◆ **TASK STATEMENT**
Go through the material below and copy each line where the word "สามส" appears.

◆ **EXERCISE INPUTS**
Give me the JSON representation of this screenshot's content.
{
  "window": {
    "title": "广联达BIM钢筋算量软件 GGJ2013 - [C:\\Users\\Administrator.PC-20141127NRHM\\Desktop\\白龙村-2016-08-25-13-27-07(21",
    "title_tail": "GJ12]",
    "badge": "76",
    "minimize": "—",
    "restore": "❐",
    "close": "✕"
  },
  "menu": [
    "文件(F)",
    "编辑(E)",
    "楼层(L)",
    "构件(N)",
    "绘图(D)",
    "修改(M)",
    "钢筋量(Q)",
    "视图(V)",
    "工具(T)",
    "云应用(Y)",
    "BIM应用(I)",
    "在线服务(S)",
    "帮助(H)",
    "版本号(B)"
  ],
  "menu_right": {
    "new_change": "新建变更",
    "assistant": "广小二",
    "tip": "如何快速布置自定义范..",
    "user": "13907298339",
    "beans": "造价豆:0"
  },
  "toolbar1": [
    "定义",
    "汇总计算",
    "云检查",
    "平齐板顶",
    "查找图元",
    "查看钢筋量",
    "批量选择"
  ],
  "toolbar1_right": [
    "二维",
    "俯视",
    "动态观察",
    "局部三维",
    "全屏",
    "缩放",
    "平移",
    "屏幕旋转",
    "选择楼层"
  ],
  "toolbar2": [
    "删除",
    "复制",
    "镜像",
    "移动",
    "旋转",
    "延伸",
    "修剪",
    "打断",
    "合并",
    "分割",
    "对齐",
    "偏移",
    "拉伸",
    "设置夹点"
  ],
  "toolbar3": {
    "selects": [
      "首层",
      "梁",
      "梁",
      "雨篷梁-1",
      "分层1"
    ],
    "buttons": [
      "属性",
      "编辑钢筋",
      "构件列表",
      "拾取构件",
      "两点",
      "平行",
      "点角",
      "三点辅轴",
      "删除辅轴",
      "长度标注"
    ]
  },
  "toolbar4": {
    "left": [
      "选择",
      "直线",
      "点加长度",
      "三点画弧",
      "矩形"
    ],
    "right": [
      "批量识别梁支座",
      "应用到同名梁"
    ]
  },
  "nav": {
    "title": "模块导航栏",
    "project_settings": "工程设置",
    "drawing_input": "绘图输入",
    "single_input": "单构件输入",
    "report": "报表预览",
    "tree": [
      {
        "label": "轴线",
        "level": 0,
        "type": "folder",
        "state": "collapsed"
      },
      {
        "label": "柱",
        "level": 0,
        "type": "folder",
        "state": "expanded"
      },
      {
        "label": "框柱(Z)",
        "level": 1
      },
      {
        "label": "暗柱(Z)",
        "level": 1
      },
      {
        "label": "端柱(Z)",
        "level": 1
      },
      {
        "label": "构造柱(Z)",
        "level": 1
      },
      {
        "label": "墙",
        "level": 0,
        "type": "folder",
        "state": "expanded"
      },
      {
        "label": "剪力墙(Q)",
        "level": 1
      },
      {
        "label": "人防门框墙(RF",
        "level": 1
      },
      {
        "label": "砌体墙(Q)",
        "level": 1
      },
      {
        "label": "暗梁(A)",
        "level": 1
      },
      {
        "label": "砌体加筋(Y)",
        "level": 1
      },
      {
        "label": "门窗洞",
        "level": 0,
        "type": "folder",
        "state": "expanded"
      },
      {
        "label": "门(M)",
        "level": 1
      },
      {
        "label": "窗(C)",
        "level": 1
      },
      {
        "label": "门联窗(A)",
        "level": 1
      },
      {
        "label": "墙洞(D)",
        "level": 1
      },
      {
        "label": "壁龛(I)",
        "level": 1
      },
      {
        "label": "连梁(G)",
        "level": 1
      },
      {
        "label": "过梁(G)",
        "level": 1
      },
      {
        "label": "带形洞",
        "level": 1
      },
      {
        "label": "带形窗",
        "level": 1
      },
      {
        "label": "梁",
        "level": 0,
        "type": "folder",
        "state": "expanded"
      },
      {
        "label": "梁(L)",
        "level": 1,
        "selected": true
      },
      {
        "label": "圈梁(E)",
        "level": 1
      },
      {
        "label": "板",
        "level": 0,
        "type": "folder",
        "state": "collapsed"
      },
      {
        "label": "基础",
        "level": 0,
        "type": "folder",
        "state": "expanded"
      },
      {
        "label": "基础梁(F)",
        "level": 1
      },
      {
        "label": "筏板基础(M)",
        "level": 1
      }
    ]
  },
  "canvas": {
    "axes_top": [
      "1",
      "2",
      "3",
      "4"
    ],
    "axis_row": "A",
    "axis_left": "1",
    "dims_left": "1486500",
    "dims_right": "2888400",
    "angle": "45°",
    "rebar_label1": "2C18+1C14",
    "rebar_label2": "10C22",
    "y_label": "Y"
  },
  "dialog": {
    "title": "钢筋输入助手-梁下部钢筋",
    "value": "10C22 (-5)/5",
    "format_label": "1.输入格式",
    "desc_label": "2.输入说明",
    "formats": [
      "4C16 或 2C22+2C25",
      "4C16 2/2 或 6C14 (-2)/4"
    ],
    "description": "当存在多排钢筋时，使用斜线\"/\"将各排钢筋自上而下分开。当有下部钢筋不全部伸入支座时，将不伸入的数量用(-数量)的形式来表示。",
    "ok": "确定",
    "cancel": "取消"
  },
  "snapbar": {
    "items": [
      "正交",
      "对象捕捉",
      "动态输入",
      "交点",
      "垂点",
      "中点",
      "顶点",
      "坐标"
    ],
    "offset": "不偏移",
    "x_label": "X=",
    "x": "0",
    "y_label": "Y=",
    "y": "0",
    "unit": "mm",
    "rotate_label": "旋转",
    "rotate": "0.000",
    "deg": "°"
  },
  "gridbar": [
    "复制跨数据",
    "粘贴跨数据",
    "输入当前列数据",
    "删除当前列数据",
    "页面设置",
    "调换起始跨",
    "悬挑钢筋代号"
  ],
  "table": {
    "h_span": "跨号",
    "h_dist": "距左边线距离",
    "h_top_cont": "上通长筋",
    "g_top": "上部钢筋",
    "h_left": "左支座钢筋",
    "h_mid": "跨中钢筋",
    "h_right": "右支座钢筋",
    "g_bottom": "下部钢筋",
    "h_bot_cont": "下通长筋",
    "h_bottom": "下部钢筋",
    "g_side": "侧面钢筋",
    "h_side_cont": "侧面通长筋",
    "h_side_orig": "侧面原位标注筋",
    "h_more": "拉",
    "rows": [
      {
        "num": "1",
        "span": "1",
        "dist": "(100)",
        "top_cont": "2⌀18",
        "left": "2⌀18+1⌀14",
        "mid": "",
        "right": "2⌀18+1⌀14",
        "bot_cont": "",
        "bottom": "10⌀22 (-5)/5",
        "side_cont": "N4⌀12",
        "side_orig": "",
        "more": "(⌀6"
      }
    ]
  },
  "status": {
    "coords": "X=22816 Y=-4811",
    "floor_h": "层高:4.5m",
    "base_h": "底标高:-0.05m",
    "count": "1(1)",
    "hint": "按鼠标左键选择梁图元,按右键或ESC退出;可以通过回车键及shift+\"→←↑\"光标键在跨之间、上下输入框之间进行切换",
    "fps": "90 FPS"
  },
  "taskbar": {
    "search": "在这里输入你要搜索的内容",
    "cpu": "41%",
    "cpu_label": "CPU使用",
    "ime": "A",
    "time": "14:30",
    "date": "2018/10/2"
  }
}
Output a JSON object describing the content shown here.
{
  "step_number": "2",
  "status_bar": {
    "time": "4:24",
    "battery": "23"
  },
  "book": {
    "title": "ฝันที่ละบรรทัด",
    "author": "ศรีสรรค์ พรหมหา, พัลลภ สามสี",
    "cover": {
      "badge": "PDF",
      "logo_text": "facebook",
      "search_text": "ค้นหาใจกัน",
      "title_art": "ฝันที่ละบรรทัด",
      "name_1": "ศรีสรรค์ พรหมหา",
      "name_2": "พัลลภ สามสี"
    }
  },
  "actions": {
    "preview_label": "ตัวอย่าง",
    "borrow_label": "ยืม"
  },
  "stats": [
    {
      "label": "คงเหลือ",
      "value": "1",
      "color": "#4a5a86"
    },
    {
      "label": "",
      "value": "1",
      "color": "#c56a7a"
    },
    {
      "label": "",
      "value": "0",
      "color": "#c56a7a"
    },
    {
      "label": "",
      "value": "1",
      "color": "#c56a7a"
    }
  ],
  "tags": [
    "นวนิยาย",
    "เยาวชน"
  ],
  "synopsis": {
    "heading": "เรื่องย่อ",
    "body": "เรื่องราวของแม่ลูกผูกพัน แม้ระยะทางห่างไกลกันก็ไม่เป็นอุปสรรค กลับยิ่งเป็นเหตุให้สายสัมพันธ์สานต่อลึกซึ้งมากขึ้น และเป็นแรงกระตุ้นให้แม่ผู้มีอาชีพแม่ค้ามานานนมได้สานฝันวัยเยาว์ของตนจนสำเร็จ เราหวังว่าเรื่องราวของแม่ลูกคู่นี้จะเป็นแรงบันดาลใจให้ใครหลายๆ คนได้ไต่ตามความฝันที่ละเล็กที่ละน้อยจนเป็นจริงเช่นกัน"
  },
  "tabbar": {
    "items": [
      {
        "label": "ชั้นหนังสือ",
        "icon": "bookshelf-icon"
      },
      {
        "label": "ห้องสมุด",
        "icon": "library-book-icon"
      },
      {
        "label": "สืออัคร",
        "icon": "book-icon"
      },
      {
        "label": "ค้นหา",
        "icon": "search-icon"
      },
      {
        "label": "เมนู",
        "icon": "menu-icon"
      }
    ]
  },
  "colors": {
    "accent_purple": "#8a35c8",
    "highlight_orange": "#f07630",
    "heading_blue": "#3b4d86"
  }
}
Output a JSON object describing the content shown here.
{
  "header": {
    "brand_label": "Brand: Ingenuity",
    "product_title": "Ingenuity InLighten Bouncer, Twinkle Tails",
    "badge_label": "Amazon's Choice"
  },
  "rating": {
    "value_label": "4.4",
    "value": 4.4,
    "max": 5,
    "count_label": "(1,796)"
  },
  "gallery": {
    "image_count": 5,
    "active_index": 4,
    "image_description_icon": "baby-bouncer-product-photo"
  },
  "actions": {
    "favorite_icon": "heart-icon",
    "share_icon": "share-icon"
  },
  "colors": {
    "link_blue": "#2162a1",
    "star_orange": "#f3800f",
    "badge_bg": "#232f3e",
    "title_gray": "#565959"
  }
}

◆ **RIGHT ANSWER**
    "author": "ศรีสรรค์ พรหมหา, พัลลภ สามสี",
      "name_2": "พัลลภ สามสี"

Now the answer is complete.